Dataset listings of figures
---+---

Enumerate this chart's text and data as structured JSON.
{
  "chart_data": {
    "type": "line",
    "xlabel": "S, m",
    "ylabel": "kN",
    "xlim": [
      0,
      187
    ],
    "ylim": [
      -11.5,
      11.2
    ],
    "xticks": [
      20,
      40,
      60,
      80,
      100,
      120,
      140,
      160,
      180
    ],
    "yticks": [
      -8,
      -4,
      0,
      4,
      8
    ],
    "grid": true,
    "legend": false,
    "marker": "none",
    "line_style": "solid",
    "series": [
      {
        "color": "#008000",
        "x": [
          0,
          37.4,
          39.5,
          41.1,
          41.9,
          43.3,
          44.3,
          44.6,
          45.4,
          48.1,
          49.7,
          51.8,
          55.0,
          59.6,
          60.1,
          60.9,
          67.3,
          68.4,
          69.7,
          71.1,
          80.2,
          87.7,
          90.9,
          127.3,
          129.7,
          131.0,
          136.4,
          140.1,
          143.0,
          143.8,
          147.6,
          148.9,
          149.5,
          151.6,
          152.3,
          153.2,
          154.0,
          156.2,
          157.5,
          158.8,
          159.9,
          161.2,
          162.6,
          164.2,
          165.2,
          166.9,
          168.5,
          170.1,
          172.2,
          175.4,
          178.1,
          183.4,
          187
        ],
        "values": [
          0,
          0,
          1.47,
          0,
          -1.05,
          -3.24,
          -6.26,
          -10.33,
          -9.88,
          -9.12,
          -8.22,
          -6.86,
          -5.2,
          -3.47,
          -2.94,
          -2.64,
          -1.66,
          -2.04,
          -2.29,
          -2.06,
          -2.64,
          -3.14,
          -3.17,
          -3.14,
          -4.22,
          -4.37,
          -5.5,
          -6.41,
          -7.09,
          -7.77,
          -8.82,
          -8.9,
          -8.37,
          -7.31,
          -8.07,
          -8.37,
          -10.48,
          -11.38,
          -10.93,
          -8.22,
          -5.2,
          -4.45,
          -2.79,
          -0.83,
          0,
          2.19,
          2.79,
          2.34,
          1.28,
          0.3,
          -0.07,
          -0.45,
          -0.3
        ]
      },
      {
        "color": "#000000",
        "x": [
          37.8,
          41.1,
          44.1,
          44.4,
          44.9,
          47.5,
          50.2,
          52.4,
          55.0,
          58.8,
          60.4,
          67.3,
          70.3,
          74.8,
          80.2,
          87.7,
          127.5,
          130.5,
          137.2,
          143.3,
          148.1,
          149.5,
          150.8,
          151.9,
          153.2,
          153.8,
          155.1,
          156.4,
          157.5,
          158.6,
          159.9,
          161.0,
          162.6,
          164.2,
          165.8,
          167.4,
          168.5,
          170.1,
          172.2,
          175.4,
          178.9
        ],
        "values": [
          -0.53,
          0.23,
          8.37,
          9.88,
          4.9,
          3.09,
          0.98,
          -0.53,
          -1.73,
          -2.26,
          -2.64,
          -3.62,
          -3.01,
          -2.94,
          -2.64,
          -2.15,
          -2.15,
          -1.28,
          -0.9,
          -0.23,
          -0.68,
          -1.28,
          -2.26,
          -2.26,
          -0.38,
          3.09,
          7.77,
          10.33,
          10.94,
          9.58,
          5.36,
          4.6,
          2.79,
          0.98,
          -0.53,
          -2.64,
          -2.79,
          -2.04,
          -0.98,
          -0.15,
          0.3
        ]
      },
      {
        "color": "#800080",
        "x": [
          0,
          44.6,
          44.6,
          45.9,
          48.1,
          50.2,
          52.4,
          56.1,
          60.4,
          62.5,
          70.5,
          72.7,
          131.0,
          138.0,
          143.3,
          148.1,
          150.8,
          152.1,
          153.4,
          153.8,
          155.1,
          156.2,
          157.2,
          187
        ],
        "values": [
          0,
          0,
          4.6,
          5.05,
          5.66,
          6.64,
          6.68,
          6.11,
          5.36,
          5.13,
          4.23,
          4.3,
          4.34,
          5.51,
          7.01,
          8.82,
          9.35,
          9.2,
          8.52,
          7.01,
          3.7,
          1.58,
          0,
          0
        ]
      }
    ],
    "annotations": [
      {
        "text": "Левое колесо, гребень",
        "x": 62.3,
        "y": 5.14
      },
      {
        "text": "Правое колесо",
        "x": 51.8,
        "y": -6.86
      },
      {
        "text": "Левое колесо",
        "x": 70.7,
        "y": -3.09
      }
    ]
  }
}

---+---

WHAT YOU WILL DO: All of the data above should be transcribed exactly.

ANSWER TO THIS TASK:
Enumerate this chart's text and data as structured JSON.
{
  "chart_data": {
    "type": "line",
    "xlabel": "S, m",
    "ylabel": "kN",
    "xlim": [
      0,
      187
    ],
    "ylim": [
      -11.5,
      11.2
    ],
    "xticks": [
      20,
      40,
      60,
      80,
      100,
      120,
      140,
      160,
      180
    ],
    "yticks": [
      -8,
      -4,
      0,
      4,
      8
    ],
    "grid": true,
    "legend": false,
    "marker": "none",
    "line_style": "solid",
    "series": [
      {
        "color": "#008000",
        "x": [
          0,
          37.4,
          39.5,
          41.1,
          41.9,
          43.3,
          44.3,
          44.6,
          45.4,
          48.1,
          49.7,
          51.8,
          55.0,
          59.6,
          60.1,
          60.9,
          67.3,
          68.4,
          69.7,
          71.1,
          80.2,
          87.7,
          90.9,
          127.3,
          129.7,
          131.0,
          136.4,
          140.1,
          143.0,
          143.8,
          147.6,
          148.9,
          149.5,
          151.6,
          152.3,
          153.2,
          154.0,
          156.2,
          157.5,
          158.8,
          159.9,
          161.2,
          162.6,
          164.2,
          165.2,
          166.9,
          168.5,
          170.1,
          172.2,
          175.4,
          178.1,
          183.4,
          187
        ],
        "values": [
          0,
          0,
          1.47,
          0,
          -1.05,
          -3.24,
          -6.26,
          -10.33,
          -9.88,
          -9.12,
          -8.22,
          -6.86,
          -5.2,
          -3.47,
          -2.94,
          -2.64,
          -1.66,
          -2.04,
          -2.29,
          -2.06,
          -2.64,
          -3.14,
          -3.17,
          -3.14,
          -4.22,
          -4.37,
          -5.5,
          -6.41,
          -7.09,
          -7.77,
          -8.82,
          -8.9,
          -8.37,
          -7.31,
          -8.07,
          -8.37,
          -10.48,
          -11.38,
          -10.93,
          -8.22,
          -5.2,
          -4.45,
          -2.79,
          -0.83,
          0,
          2.19,
          2.79,
          2.34,
          1.28,
          0.3,
          -0.07,
          -0.45,
          -0.3
        ]
      },
      {
        "color": "#000000",
        "x": [
          37.8,
          41.1,
          44.1,
          44.4,
          44.9,
          47.5,
          50.2,
          52.4,
          55.0,
          58.8,
          60.4,
          67.3,
          70.3,
          74.8,
          80.2,
          87.7,
          127.5,
          130.5,
          137.2,
          143.3,
          148.1,
          149.5,
          150.8,
          151.9,
          153.2,
          153.8,
          155.1,
          156.4,
          157.5,
          158.6,
          159.9,
          161.0,
          162.6,
          164.2,
          165.8,
          167.4,
          168.5,
          170.1,
          172.2,
          175.4,
          178.9
        ],
        "values": [
          -0.53,
          0.23,
          8.37,
          9.88,
          4.9,
          3.09,
          0.98,
          -0.53,
          -1.73,
          -2.26,
          -2.64,
          -3.62,
          -3.01,
          -2.94,
          -2.64,
          -2.15,
          -2.15,
          -1.28,
          -0.9,
          -0.23,
          -0.68,
          -1.28,
          -2.26,
          -2.26,
          -0.38,
          3.09,
          7.77,
          10.33,
          10.94,
          9.58,
          5.36,
          4.6,
          2.79,
          0.98,
          -0.53,
          -2.64,
          -2.79,
          -2.04,
          -0.98,
          -0.15,
          0.3
        ]
      },
      {
        "color": "#800080",
        "x": [
          0,
          44.6,
          44.6,
          45.9,
          48.1,
          50.2,
          52.4,
          56.1,
          60.4,
          62.5,
          70.5,
          72.7,
          131.0,
          138.0,
          143.3,
          148.1,
          150.8,
          152.1,
          153.4,
          153.8,
          155.1,
          156.2,
          157.2,
          187
        ],
        "values": [
          0,
          0,
          4.6,
          5.05,
          5.66,
          6.64,
          6.68,
          6.11,
          5.36,
          5.13,
          4.23,
          4.3,
          4.34,
          5.51,
          7.01,
          8.82,
          9.35,
          9.2,
          8.52,
          7.01,
          3.7,
          1.58,
          0,
          0
        ]
      }
    ],
    "annotations": [
      {
        "text": "Левое колесо, гребень",
        "x": 62.3,
        "y": 5.14
      },
      {
        "text": "Правое колесо",
        "x": 51.8,
        "y": -6.86
      },
      {
        "text": "Левое колесо",
        "x": 70.7,
        "y": -3.09
      }
    ]
  }
}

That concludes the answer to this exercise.